Please tally the lines of the material below that contain the word "Profit", with case counting, and reply with the number alone.

________________________________________

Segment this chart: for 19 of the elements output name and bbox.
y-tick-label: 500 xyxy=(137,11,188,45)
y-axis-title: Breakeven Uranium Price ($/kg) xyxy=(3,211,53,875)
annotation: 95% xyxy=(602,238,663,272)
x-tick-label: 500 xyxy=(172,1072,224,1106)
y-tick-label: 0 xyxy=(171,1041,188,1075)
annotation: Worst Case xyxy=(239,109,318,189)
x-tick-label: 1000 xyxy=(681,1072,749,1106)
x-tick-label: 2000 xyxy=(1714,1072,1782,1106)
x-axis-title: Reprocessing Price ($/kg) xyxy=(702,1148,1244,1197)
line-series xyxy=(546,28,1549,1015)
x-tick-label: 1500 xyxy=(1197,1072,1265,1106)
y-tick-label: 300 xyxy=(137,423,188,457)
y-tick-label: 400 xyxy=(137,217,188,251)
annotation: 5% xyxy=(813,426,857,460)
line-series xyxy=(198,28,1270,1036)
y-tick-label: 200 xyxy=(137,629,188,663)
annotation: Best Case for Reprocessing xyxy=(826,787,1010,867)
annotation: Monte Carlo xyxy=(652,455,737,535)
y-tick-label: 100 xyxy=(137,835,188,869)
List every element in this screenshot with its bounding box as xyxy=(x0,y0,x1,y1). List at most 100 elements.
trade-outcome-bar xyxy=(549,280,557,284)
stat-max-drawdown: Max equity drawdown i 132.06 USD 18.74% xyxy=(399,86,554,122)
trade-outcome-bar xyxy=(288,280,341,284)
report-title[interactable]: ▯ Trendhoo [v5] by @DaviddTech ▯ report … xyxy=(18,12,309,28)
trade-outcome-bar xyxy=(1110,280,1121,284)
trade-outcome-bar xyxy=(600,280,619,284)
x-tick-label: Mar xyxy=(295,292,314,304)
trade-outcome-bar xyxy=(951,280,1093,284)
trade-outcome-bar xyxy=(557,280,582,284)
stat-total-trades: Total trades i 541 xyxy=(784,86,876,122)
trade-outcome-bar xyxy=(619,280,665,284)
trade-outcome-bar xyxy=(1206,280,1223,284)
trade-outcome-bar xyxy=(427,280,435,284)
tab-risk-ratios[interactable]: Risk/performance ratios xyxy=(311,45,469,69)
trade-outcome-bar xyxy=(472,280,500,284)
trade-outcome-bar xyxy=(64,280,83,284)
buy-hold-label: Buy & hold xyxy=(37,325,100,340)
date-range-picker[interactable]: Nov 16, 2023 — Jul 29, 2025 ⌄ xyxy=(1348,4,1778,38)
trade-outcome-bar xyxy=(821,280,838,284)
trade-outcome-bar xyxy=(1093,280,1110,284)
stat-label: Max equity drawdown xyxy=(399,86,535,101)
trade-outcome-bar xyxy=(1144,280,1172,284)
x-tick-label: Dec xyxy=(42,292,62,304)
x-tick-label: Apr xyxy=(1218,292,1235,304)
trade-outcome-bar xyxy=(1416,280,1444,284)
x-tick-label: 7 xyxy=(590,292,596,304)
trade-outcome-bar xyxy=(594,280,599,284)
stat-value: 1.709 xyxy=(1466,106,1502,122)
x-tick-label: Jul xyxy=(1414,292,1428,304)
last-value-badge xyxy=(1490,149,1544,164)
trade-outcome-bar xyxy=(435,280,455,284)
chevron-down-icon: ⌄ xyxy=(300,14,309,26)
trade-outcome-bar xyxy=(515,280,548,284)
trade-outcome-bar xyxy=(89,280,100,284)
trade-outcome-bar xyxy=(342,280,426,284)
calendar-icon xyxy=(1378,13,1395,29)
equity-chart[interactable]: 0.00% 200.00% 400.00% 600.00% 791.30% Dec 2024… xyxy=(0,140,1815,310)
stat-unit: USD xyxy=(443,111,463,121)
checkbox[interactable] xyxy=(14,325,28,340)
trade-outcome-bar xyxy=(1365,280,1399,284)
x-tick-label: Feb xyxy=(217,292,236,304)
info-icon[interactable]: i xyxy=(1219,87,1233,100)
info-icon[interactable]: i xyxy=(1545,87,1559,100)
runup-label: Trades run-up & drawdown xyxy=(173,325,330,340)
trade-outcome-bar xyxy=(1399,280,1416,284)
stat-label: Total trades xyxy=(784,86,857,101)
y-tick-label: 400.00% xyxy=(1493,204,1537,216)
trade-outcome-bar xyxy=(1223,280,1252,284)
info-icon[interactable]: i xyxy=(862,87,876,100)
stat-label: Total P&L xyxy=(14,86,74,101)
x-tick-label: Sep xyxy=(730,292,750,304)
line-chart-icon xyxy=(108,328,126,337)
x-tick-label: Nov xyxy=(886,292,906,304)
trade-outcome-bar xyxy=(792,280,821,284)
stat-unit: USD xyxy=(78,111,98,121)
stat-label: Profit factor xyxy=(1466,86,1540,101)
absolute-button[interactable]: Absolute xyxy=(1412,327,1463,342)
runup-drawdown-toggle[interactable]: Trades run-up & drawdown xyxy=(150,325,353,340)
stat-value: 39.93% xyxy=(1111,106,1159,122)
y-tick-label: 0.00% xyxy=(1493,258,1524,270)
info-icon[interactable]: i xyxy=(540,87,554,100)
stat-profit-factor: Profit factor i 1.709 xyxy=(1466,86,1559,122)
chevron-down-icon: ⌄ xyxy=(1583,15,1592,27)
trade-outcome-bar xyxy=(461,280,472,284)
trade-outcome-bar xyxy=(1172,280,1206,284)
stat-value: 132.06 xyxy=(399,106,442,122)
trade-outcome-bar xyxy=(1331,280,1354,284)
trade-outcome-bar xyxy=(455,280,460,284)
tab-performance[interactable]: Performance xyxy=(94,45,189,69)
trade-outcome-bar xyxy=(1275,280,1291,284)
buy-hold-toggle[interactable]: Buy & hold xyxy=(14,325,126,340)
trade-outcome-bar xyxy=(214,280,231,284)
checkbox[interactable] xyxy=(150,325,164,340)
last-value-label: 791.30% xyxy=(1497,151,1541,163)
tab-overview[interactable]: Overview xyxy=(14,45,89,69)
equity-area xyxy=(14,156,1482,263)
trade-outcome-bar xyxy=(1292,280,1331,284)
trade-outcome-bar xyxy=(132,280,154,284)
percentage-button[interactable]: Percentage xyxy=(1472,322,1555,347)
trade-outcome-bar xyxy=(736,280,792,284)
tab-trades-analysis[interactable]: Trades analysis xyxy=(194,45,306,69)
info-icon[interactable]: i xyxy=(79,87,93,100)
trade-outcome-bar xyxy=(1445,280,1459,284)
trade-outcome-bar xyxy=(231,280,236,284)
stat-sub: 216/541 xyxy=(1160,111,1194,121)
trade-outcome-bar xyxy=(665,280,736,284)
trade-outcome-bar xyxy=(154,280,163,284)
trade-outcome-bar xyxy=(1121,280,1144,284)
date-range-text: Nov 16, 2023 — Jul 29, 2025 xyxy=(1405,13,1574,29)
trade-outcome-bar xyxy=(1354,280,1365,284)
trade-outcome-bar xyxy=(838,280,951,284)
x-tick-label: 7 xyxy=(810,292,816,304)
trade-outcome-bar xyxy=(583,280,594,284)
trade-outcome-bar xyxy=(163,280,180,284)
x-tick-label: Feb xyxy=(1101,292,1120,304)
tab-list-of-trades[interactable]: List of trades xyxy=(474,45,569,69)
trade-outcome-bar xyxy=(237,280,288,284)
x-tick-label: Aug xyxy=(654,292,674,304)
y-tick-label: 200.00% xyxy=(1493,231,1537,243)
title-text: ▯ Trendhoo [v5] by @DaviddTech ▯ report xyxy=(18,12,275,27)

________________________________________

ANSWER TO THE EXERCISE: 2